**Instructions for the task:** In the listing below, pick out lines with "Challenge".
:: Records shown
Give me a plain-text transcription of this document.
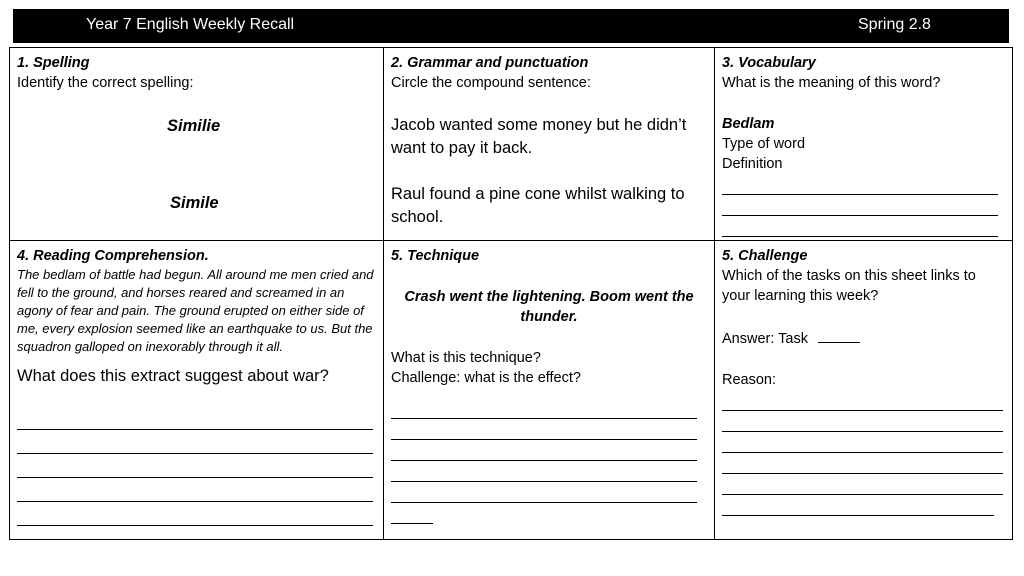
Year 7 English Weekly Recall	Spring 2.8
1. Spelling
Identify the correct spelling:
Similie
Simile
2. Grammar and punctuation
Circle the compound sentence:
Jacob wanted some money but he didn’t want to pay it back.
Raul found a pine cone whilst walking to school.
3. Vocabulary
What is the meaning of this word?
Bedlam
Type of word
Definition
4. Reading Comprehension.
The bedlam of battle had begun. All around me men cried and fell to the ground, and horses reared and screamed in an agony of fear and pain. The ground erupted on either side of me, every explosion seemed like an earthquake to us. But the squadron galloped on inexorably through it all.
What does this extract suggest about war?
5. Technique
Crash went the lightening. Boom went the thunder.
What is this technique?
Challenge: what is the effect?
5. Challenge
Which of the tasks on this sheet links to your learning this week?
Answer: Task
Reason:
::::
**Result below:**
Challenge: what is the effect?
5. Challenge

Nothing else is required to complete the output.